TASK PROMPT: Output exactly, please, the lines of the records below from the one containing "Give me the" through the final line.

[Entries taken from a collection]
┌──

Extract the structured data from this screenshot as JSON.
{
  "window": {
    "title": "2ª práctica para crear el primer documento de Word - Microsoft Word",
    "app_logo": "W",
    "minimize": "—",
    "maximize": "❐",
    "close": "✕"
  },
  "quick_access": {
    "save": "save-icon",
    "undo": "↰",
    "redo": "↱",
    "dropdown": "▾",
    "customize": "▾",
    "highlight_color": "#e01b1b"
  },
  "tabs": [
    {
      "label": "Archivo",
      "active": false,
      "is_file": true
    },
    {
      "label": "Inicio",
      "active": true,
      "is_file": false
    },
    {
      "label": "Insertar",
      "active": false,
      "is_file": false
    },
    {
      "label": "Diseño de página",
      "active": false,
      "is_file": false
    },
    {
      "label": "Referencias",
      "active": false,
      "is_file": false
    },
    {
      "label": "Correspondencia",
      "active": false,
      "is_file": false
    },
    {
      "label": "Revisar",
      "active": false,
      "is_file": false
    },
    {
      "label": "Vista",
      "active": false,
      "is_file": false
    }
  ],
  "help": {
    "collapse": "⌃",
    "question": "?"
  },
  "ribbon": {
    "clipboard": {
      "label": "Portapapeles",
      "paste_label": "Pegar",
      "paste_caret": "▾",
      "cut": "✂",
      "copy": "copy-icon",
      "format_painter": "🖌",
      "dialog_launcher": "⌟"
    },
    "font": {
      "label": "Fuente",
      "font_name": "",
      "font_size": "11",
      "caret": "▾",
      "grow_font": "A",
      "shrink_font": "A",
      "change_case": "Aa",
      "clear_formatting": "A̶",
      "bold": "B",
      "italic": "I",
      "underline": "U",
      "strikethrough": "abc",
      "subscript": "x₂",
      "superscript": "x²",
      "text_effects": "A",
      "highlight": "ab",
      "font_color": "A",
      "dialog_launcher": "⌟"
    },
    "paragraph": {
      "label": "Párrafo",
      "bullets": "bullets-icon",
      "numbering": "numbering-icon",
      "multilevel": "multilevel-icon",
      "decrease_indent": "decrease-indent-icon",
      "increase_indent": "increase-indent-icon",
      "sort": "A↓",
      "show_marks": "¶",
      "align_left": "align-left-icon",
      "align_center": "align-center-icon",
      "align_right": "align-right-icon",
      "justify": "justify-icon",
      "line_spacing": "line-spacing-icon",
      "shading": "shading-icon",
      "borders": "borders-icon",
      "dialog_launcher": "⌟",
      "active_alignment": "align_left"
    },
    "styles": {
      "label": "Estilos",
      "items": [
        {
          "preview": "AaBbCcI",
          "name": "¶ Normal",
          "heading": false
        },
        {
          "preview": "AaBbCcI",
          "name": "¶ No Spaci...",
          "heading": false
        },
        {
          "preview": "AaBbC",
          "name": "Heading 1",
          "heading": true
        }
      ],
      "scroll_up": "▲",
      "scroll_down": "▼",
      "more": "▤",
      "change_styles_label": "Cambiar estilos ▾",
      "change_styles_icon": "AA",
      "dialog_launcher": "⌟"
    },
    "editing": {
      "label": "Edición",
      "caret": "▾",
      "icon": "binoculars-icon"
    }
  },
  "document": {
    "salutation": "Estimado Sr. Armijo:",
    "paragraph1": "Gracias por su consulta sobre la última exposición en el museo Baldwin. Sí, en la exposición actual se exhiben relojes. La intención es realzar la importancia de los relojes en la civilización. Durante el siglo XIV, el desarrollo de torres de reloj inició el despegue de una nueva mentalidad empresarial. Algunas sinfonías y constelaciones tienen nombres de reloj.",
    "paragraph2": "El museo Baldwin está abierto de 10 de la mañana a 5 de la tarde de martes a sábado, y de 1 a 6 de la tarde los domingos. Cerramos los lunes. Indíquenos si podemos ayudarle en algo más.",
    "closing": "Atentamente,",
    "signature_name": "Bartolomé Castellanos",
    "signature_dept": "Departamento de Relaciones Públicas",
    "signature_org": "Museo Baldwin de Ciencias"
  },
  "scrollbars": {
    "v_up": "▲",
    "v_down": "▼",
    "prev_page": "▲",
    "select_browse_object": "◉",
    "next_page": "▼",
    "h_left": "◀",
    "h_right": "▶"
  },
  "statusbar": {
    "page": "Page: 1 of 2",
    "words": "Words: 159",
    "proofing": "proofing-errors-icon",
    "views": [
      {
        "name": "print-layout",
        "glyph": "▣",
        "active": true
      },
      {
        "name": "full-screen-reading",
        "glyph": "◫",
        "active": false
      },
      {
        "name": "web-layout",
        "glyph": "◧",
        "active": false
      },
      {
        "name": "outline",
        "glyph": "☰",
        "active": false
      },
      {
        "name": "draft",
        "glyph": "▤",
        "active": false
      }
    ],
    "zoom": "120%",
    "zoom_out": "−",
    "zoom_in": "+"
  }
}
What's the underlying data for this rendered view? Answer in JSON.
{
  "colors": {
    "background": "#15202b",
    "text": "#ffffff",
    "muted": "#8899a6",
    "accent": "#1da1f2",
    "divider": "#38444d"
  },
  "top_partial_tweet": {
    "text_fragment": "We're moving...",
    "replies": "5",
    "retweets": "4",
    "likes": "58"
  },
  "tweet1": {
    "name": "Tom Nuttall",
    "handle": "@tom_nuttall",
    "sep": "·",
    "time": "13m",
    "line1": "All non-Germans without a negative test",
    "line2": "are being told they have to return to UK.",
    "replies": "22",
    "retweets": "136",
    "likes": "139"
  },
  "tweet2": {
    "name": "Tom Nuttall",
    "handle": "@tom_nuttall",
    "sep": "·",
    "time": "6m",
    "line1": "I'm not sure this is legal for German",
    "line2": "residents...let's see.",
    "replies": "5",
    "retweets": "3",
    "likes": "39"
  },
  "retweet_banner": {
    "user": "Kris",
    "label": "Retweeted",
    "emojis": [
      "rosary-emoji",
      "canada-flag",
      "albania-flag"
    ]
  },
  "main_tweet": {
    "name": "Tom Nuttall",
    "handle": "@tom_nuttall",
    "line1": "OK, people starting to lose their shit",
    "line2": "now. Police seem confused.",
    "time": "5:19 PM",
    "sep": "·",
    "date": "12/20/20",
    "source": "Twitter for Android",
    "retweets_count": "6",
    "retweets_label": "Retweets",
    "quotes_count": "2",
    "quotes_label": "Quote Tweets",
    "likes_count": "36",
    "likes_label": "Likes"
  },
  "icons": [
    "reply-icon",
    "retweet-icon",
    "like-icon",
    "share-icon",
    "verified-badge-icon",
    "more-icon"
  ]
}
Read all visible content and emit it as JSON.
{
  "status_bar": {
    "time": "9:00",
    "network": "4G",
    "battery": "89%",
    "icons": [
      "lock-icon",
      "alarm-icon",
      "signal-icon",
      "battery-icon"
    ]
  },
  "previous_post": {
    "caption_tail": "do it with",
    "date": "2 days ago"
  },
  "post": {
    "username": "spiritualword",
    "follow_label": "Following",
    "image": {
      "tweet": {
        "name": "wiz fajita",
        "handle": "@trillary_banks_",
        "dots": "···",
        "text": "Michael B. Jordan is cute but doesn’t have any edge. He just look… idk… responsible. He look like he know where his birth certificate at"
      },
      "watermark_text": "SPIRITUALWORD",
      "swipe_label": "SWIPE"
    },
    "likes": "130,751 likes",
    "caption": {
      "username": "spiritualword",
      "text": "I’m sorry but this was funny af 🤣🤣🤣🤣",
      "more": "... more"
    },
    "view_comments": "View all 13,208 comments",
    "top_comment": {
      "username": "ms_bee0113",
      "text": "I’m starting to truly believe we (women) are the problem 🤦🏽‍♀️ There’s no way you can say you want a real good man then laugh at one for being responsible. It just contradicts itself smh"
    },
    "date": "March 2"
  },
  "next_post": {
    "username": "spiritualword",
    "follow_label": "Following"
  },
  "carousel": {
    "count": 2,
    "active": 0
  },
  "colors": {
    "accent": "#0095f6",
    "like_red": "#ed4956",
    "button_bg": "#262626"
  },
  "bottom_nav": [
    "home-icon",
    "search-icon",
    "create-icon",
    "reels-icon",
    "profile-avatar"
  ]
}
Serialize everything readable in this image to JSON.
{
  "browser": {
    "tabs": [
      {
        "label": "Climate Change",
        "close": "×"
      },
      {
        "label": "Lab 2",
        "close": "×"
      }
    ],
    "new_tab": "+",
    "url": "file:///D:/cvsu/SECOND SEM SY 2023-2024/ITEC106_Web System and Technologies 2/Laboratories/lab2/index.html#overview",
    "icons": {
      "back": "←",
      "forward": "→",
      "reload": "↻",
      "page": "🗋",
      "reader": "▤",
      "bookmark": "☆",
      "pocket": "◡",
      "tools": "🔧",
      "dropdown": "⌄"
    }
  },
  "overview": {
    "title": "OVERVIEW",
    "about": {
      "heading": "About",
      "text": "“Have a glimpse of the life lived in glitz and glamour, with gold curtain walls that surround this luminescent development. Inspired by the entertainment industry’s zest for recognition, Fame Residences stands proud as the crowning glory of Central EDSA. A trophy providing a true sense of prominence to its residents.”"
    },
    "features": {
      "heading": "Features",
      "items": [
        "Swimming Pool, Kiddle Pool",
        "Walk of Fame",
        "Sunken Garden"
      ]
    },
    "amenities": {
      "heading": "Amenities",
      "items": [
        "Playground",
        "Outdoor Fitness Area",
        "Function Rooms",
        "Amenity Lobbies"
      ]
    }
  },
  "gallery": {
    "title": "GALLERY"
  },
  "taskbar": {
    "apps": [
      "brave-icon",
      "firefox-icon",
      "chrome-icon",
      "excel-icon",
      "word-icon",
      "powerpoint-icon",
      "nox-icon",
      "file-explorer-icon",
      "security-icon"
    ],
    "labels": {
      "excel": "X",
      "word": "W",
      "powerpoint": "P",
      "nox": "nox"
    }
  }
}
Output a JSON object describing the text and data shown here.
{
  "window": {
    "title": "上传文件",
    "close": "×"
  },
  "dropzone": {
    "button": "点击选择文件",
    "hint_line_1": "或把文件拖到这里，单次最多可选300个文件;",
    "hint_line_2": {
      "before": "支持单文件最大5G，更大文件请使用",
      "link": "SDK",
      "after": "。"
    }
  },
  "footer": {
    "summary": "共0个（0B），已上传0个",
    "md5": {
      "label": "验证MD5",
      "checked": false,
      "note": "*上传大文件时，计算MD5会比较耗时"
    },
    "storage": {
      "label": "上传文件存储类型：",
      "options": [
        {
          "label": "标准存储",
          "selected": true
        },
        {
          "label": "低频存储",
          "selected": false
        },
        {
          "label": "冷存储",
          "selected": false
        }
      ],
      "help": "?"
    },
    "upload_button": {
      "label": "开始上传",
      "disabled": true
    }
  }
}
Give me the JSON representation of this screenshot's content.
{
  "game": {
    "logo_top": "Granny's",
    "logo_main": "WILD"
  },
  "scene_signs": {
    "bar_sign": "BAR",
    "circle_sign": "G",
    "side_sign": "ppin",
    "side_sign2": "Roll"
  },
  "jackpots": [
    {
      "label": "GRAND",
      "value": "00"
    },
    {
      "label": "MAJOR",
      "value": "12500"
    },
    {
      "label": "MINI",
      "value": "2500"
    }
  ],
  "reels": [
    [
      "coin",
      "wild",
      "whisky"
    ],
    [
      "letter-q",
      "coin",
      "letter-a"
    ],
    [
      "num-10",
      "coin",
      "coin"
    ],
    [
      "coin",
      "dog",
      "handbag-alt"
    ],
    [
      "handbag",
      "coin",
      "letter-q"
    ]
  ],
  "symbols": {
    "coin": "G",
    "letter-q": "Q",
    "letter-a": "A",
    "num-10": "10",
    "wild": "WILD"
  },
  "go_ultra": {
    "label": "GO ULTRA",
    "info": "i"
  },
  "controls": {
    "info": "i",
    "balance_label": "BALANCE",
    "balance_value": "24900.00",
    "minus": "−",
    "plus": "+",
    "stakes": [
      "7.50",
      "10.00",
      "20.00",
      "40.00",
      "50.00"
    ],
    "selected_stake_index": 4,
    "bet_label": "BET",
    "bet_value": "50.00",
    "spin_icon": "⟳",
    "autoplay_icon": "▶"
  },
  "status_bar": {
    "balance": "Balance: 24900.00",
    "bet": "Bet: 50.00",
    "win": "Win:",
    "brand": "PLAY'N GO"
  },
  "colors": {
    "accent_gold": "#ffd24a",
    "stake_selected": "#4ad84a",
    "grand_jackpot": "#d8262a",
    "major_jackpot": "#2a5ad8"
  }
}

└──

COMPLETE RESPONSE:
Give me the JSON representation of this screenshot's content.
{
  "game": {
    "logo_top": "Granny's",
    "logo_main": "WILD"
  },
  "scene_signs": {
    "bar_sign": "BAR",
    "circle_sign": "G",
    "side_sign": "ppin",
    "side_sign2": "Roll"
  },
  "jackpots": [
    {
      "label": "GRAND",
      "value": "00"
    },
    {
      "label": "MAJOR",
      "value": "12500"
    },
    {
      "label": "MINI",
      "value": "2500"
    }
  ],
  "reels": [
    [
      "coin",
      "wild",
      "whisky"
    ],
    [
      "letter-q",
      "coin",
      "letter-a"
    ],
    [
      "num-10",
      "coin",
      "coin"
    ],
    [
      "coin",
      "dog",
      "handbag-alt"
    ],
    [
      "handbag",
      "coin",
      "letter-q"
    ]
  ],
  "symbols": {
    "coin": "G",
    "letter-q": "Q",
    "letter-a": "A",
    "num-10": "10",
    "wild": "WILD"
  },
  "go_ultra": {
    "label": "GO ULTRA",
    "info": "i"
  },
  "controls": {
    "info": "i",
    "balance_label": "BALANCE",
    "balance_value": "24900.00",
    "minus": "−",
    "plus": "+",
    "stakes": [
      "7.50",
      "10.00",
      "20.00",
      "40.00",
      "50.00"
    ],
    "selected_stake_index": 4,
    "bet_label": "BET",
    "bet_value": "50.00",
    "spin_icon": "⟳",
    "autoplay_icon": "▶"
  },
  "status_bar": {
    "balance": "Balance: 24900.00",
    "bet": "Bet: 50.00",
    "win": "Win:",
    "brand": "PLAY'N GO"
  },
  "colors": {
    "accent_gold": "#ffd24a",
    "stake_selected": "#4ad84a",
    "grand_jackpot": "#d8262a",
    "major_jackpot": "#2a5ad8"
  }
}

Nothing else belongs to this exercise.